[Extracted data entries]
● ● ●

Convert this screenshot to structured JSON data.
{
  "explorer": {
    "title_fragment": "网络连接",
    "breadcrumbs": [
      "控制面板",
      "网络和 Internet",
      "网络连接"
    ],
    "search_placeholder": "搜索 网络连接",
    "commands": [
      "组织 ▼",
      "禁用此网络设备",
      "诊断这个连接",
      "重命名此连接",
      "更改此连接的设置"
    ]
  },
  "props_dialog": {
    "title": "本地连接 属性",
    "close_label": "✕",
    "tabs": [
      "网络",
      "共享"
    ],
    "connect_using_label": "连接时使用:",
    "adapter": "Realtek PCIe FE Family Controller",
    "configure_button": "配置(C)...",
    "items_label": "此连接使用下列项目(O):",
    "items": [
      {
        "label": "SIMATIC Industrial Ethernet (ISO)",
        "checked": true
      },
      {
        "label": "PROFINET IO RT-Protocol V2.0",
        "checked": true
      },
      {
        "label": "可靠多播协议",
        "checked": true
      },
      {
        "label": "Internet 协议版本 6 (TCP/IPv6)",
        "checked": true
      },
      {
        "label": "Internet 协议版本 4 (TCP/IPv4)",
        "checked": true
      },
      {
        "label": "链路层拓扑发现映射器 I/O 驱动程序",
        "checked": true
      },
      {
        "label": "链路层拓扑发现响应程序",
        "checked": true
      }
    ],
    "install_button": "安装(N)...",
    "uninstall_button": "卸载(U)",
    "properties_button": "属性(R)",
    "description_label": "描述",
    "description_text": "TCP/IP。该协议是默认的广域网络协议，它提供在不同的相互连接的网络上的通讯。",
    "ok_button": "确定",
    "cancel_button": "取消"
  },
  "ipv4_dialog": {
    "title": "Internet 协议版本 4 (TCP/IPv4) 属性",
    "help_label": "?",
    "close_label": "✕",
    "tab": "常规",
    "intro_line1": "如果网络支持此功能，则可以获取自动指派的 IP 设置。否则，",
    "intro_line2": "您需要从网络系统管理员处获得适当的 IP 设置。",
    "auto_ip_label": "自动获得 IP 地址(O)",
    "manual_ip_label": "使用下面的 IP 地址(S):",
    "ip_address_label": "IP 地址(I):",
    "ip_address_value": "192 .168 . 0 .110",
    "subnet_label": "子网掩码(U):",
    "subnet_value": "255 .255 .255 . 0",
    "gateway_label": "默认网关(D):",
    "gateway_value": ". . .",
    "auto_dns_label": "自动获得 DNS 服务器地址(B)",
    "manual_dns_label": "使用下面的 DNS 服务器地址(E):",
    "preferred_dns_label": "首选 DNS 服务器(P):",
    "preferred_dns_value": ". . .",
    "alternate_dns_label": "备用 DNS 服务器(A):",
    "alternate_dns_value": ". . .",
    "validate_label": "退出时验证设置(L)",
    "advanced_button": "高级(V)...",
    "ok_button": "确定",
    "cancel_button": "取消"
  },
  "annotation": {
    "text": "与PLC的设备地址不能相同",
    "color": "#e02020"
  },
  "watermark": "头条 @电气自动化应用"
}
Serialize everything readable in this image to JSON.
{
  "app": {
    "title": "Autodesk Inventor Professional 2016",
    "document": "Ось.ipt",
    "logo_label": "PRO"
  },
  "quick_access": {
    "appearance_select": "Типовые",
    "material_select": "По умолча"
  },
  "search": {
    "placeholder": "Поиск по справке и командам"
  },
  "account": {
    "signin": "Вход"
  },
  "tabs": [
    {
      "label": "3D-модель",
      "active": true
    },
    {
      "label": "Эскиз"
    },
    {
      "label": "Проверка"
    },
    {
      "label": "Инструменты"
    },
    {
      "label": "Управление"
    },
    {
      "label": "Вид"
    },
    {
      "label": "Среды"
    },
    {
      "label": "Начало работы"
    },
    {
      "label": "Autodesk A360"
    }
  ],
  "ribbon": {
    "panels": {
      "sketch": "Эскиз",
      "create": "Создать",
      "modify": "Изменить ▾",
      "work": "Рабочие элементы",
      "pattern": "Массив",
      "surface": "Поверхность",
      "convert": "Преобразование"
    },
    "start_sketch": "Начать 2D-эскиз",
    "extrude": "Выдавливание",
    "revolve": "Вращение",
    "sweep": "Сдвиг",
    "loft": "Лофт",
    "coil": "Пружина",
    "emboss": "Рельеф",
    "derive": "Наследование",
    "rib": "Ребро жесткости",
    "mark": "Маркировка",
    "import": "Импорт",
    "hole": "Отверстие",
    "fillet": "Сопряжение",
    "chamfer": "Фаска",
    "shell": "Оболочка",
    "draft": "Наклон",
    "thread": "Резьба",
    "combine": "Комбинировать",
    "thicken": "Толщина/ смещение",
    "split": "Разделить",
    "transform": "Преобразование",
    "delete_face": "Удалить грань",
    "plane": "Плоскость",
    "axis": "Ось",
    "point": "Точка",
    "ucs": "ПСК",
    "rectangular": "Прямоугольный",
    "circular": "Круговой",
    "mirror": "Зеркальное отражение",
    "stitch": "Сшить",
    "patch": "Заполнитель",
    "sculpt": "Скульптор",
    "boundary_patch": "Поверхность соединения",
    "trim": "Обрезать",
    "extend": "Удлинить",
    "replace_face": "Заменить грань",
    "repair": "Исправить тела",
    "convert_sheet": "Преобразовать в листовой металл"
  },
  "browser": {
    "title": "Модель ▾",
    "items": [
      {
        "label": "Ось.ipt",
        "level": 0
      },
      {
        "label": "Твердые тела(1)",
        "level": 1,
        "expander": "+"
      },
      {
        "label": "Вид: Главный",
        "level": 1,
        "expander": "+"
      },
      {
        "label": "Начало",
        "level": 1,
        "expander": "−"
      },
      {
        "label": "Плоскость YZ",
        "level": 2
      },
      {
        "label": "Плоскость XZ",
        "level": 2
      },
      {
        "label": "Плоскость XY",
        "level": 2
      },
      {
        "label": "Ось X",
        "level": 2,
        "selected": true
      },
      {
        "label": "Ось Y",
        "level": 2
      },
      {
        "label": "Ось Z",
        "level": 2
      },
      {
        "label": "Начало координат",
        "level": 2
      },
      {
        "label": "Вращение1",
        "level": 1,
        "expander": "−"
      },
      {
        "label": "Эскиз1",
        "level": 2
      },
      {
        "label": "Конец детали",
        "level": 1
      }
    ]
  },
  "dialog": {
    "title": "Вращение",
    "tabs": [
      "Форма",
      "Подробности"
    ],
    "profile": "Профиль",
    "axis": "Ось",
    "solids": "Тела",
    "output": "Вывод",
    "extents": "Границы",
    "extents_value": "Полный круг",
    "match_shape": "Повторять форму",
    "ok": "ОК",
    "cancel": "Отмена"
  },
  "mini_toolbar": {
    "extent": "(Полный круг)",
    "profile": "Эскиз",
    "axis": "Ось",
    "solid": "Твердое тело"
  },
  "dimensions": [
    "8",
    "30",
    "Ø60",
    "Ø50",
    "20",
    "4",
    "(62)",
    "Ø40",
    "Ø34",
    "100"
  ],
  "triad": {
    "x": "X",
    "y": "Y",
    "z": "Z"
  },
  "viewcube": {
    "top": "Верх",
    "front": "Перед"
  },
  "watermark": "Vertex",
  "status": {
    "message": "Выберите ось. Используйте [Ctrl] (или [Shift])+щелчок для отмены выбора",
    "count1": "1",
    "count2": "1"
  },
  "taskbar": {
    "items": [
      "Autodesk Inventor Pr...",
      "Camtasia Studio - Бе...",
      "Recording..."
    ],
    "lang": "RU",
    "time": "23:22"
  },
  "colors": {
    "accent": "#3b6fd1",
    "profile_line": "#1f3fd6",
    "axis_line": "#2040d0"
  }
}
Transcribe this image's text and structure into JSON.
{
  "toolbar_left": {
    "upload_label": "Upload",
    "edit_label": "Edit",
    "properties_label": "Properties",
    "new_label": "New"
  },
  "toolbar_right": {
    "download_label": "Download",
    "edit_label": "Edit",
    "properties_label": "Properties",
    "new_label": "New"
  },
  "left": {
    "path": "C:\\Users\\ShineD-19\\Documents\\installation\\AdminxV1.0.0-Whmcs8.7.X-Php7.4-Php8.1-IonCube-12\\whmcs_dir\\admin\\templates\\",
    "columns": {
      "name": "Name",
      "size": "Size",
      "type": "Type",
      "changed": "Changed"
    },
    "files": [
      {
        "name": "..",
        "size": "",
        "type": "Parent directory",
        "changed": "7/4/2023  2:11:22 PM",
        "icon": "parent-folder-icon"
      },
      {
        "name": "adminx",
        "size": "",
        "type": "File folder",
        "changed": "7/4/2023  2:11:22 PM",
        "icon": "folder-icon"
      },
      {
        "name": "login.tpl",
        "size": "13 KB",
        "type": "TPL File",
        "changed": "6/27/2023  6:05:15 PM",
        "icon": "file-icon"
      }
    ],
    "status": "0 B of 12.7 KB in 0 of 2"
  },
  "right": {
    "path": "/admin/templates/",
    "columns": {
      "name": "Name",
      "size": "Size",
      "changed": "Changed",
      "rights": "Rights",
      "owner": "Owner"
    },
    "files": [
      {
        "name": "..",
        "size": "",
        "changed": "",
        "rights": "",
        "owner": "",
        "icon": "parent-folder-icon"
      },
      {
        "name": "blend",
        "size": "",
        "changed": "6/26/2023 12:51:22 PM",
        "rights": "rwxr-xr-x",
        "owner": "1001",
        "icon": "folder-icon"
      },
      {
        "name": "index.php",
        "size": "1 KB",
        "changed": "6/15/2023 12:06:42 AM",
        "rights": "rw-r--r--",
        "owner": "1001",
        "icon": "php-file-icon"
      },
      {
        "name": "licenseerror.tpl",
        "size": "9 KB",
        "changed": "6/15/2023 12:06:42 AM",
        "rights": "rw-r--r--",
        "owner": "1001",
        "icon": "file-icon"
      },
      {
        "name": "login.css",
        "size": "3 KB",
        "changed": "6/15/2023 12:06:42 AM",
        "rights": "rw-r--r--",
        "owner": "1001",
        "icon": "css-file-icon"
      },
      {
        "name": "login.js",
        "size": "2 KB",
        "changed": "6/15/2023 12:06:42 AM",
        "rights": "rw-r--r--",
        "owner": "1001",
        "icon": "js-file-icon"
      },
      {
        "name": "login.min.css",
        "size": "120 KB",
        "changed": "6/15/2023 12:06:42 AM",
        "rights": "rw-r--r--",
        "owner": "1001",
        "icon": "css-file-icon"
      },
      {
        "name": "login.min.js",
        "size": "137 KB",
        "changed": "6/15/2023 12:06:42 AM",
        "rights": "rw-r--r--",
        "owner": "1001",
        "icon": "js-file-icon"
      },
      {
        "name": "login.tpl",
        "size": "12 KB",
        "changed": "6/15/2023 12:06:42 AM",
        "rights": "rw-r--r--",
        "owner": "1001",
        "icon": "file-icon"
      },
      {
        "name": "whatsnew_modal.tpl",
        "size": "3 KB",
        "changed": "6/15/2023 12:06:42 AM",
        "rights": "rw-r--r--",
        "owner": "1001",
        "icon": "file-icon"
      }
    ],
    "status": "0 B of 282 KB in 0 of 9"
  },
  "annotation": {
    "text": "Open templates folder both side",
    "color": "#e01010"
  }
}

● ● ●

Extract all lines of the records above that include "JSON".

**The completed task:**
Convert this screenshot to structured JSON data.
Serialize everything readable in this image to JSON.
Transcribe this image's text and structure into JSON.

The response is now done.